◆ **PROMPT**: Find the word "Standard" in the data. Return every line where it appears.
[Begin ENTRIES SUPPLIED]
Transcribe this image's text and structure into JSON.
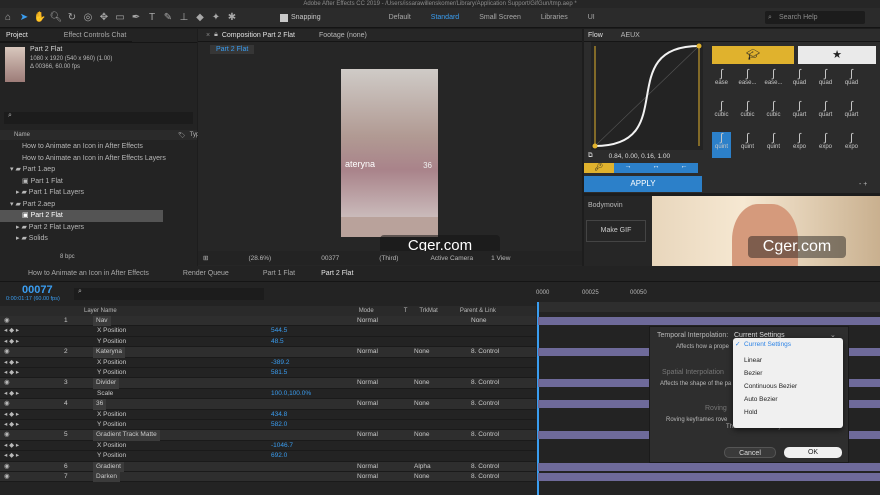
{
  "window_title": "Adobe After Effects CC 2019 - /Users/issarawillenskomer/Library/Application Support/GifGun/tmp.aep *",
  "toolbar": {
    "snapping": "Snapping",
    "workspaces": [
      "Default",
      "Standard",
      "Small Screen",
      "Libraries",
      "UI"
    ],
    "active_workspace": "Standard",
    "search_placeholder": "Search Help"
  },
  "project_panel": {
    "tabs": [
      "Project",
      "Effect Controls Chat"
    ],
    "selected_name": "Part 2 Flat",
    "selected_info1": "1080 x 1920  (540 x 960) (1.00)",
    "selected_info2": "Δ 00366, 60.00 fps",
    "col_name": "Name",
    "col_type": "Type",
    "items": [
      {
        "label": "How to Animate an Icon in After Effects"
      },
      {
        "label": "How to Animate an Icon in After Effects Layers"
      },
      {
        "label": "Part 1.aep"
      },
      {
        "label": "Part 1 Flat"
      },
      {
        "label": "Part 1 Flat Layers"
      },
      {
        "label": "Part 2.aep"
      },
      {
        "label": "Part 2 Flat"
      },
      {
        "label": "Part 2 Flat Layers"
      },
      {
        "label": "Solids"
      }
    ],
    "bpc": "8 bpc"
  },
  "composition": {
    "tab": "Composition Part 2 Flat",
    "footage_tab": "Footage (none)",
    "subtab": "Part 2 Flat",
    "canvas_name": "ateryna",
    "canvas_num": "36",
    "zoom": "(28.6%)",
    "timecode": "00377",
    "resolution": "(Third)",
    "camera": "Active Camera",
    "view": "1 View"
  },
  "watermark": "Cger.com",
  "flow": {
    "tabs": [
      "Flow",
      "AEUX"
    ],
    "values": "0.84, 0.00, 0.16, 1.00",
    "apply": "APPLY",
    "preset_labels": [
      "ease",
      "ease...",
      "ease...",
      "quad",
      "quad",
      "quad",
      "cubic",
      "cubic",
      "cubic",
      "quart",
      "quart",
      "quart",
      "quint",
      "quint",
      "quint",
      "expo",
      "expo",
      "expo"
    ]
  },
  "bodymovin": {
    "label": "Bodymovin",
    "button": "Make GIF"
  },
  "timeline": {
    "tabs": [
      "How to Animate an Icon in After Effects",
      "Render Queue",
      "Part 1 Flat",
      "Part 2 Flat"
    ],
    "timecode": "00077",
    "timecode_sub": "0:00:01:17 (60.00 fps)",
    "headers": {
      "layer_name": "Layer Name",
      "mode": "Mode",
      "t": "T",
      "trkmat": "TrkMat",
      "parent": "Parent & Link"
    },
    "ruler": [
      "0000",
      "00025",
      "00050"
    ],
    "rows": [
      {
        "idx": "1",
        "name": "Nav",
        "val": "",
        "mode": "Normal",
        "trk": "",
        "par": "None",
        "layer": true
      },
      {
        "idx": "",
        "name": "X Position",
        "val": "544.5",
        "mode": "",
        "trk": "",
        "par": "",
        "layer": false
      },
      {
        "idx": "",
        "name": "Y Position",
        "val": "48.5",
        "mode": "",
        "trk": "",
        "par": "",
        "layer": false
      },
      {
        "idx": "2",
        "name": "Kateryna",
        "val": "",
        "mode": "Normal",
        "trk": "None",
        "par": "8. Control",
        "layer": true
      },
      {
        "idx": "",
        "name": "X Position",
        "val": "-389.2",
        "mode": "",
        "trk": "",
        "par": "",
        "layer": false
      },
      {
        "idx": "",
        "name": "Y Position",
        "val": "581.5",
        "mode": "",
        "trk": "",
        "par": "",
        "layer": false
      },
      {
        "idx": "3",
        "name": "Divider",
        "val": "",
        "mode": "Normal",
        "trk": "None",
        "par": "8. Control",
        "layer": true
      },
      {
        "idx": "",
        "name": "Scale",
        "val": "100.0,100.0%",
        "mode": "",
        "trk": "",
        "par": "",
        "layer": false
      },
      {
        "idx": "4",
        "name": "36",
        "val": "",
        "mode": "Normal",
        "trk": "None",
        "par": "8. Control",
        "layer": true
      },
      {
        "idx": "",
        "name": "X Position",
        "val": "434.8",
        "mode": "",
        "trk": "",
        "par": "",
        "layer": false
      },
      {
        "idx": "",
        "name": "Y Position",
        "val": "582.0",
        "mode": "",
        "trk": "",
        "par": "",
        "layer": false
      },
      {
        "idx": "5",
        "name": "Gradient Track Matte",
        "val": "",
        "mode": "Normal",
        "trk": "None",
        "par": "8. Control",
        "layer": true
      },
      {
        "idx": "",
        "name": "X Position",
        "val": "-1046.7",
        "mode": "",
        "trk": "",
        "par": "",
        "layer": false
      },
      {
        "idx": "",
        "name": "Y Position",
        "val": "692.0",
        "mode": "",
        "trk": "",
        "par": "",
        "layer": false
      },
      {
        "idx": "6",
        "name": "Gradient",
        "val": "",
        "mode": "Normal",
        "trk": "Alpha",
        "par": "8. Control",
        "layer": true
      },
      {
        "idx": "7",
        "name": "Darken",
        "val": "",
        "mode": "Normal",
        "trk": "None",
        "par": "8. Control",
        "layer": true
      }
    ]
  },
  "popup": {
    "temporal_label": "Temporal Interpolation:",
    "temporal_value": "Current Settings",
    "affects_temporal": "Affects how a prope",
    "spatial_label": "Spatial Interpolation",
    "affects_spatial": "Affects the shape of the pa",
    "roving_label": "Roving",
    "roving_desc": "Roving keyframes rove",
    "roving_note": "The first and last keyframes cannot rove.",
    "menu": [
      "Current Settings",
      "Linear",
      "Bezier",
      "Continuous Bezier",
      "Auto Bezier",
      "Hold"
    ],
    "cancel": "Cancel",
    "ok": "OK"
  }
}
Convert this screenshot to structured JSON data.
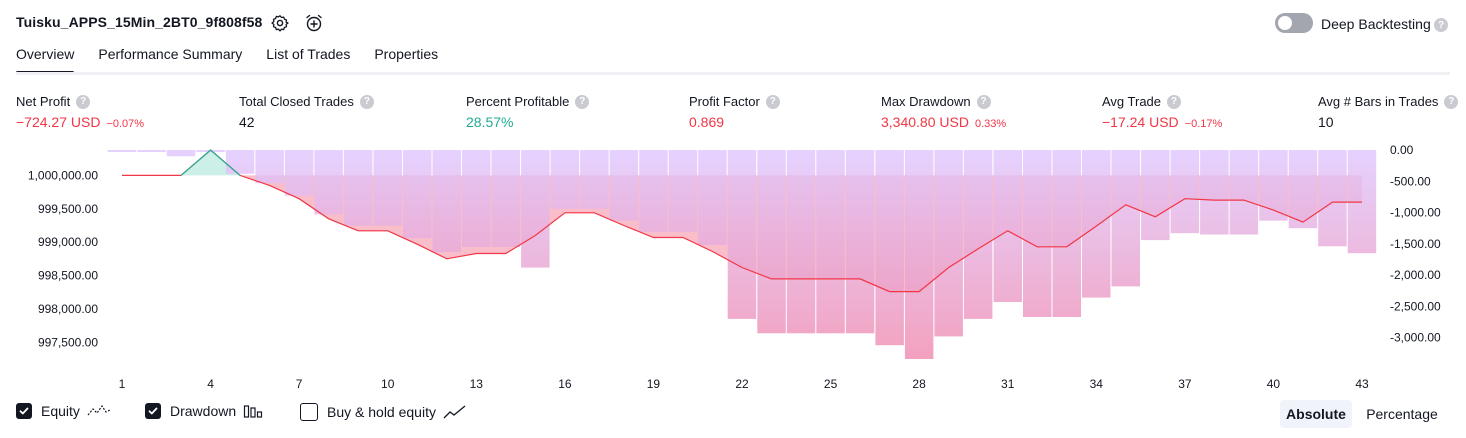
{
  "header": {
    "strategy_name": "Tuisku_APPS_15Min_2BT0_9f808f58",
    "settings_icon": "gear-icon",
    "alert_icon": "alarm-clock-plus-icon",
    "deep_backtesting_label": "Deep Backtesting",
    "deep_backtesting_enabled": false
  },
  "tabs": [
    {
      "label": "Overview",
      "active": true
    },
    {
      "label": "Performance Summary",
      "active": false
    },
    {
      "label": "List of Trades",
      "active": false
    },
    {
      "label": "Properties",
      "active": false
    }
  ],
  "metrics": [
    {
      "label": "Net Profit",
      "value": "−724.27 USD",
      "pct": "−0.07%",
      "tone": "neg"
    },
    {
      "label": "Total Closed Trades",
      "value": "42",
      "pct": "",
      "tone": "plain"
    },
    {
      "label": "Percent Profitable",
      "value": "28.57%",
      "pct": "",
      "tone": "pos"
    },
    {
      "label": "Profit Factor",
      "value": "0.869",
      "pct": "",
      "tone": "neg"
    },
    {
      "label": "Max Drawdown",
      "value": "3,340.80 USD",
      "pct": "0.33%",
      "tone": "neg"
    },
    {
      "label": "Avg Trade",
      "value": "−17.24 USD",
      "pct": "−0.17%",
      "tone": "neg"
    },
    {
      "label": "Avg # Bars in Trades",
      "value": "10",
      "pct": "",
      "tone": "plain"
    }
  ],
  "chart_data": {
    "type": "line",
    "x_ticks": [
      "1",
      "4",
      "7",
      "10",
      "13",
      "16",
      "19",
      "22",
      "25",
      "28",
      "31",
      "34",
      "37",
      "40",
      "43"
    ],
    "left_ticks": [
      "1,000,000.00",
      "999,500.00",
      "999,000.00",
      "998,500.00",
      "998,000.00",
      "997,500.00"
    ],
    "left_ylim": [
      997250,
      1000380
    ],
    "right_ticks": [
      "0.00",
      "-500.00",
      "-1,000.00",
      "-1,500.00",
      "-2,000.00",
      "-2,500.00",
      "-3,000.00"
    ],
    "right_ylim": [
      -3340.8,
      0
    ],
    "x": [
      1,
      2,
      3,
      4,
      5,
      6,
      7,
      8,
      9,
      10,
      11,
      12,
      13,
      14,
      15,
      16,
      17,
      18,
      19,
      20,
      21,
      22,
      23,
      24,
      25,
      26,
      27,
      28,
      29,
      30,
      31,
      32,
      33,
      34,
      35,
      36,
      37,
      38,
      39,
      40,
      41,
      42,
      43
    ],
    "series": [
      {
        "name": "Equity",
        "values": [
          1000000,
          1000000,
          1000000,
          1000380,
          1000000,
          999850,
          999650,
          999350,
          999170,
          999170,
          998970,
          998750,
          998830,
          998830,
          999100,
          999440,
          999440,
          999250,
          999070,
          999070,
          998860,
          998620,
          998450,
          998450,
          998450,
          998450,
          998260,
          998260,
          998620,
          998900,
          999170,
          998930,
          998930,
          999240,
          999560,
          999380,
          999650,
          999630,
          999630,
          999480,
          999300,
          999600,
          999600
        ]
      },
      {
        "name": "Drawdown",
        "values": [
          0,
          0,
          -100,
          0,
          -380,
          -530,
          -730,
          -1030,
          -1210,
          -1210,
          -1410,
          -1630,
          -1550,
          -1550,
          -1880,
          -940,
          -940,
          -1130,
          -1310,
          -1310,
          -1520,
          -2700,
          -2930,
          -2930,
          -2930,
          -2930,
          -3120,
          -3340.8,
          -2980,
          -2700,
          -2430,
          -2670,
          -2670,
          -2360,
          -2180,
          -1440,
          -1330,
          -1350,
          -1350,
          -1130,
          -1250,
          -1540,
          -1650
        ]
      }
    ]
  },
  "legend": [
    {
      "label": "Equity",
      "checked": true,
      "icon": "equity-line-icon"
    },
    {
      "label": "Drawdown",
      "checked": true,
      "icon": "drawdown-bars-icon"
    },
    {
      "label": "Buy & hold equity",
      "checked": false,
      "icon": "buy-hold-line-icon"
    }
  ],
  "view_modes": [
    {
      "label": "Absolute",
      "active": true
    },
    {
      "label": "Percentage",
      "active": false
    }
  ]
}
[End ENTRIES SUPPLIED]
◆ **WRITTEN RESPONSE**:
      "Standard",
    "active_workspace": "Standard",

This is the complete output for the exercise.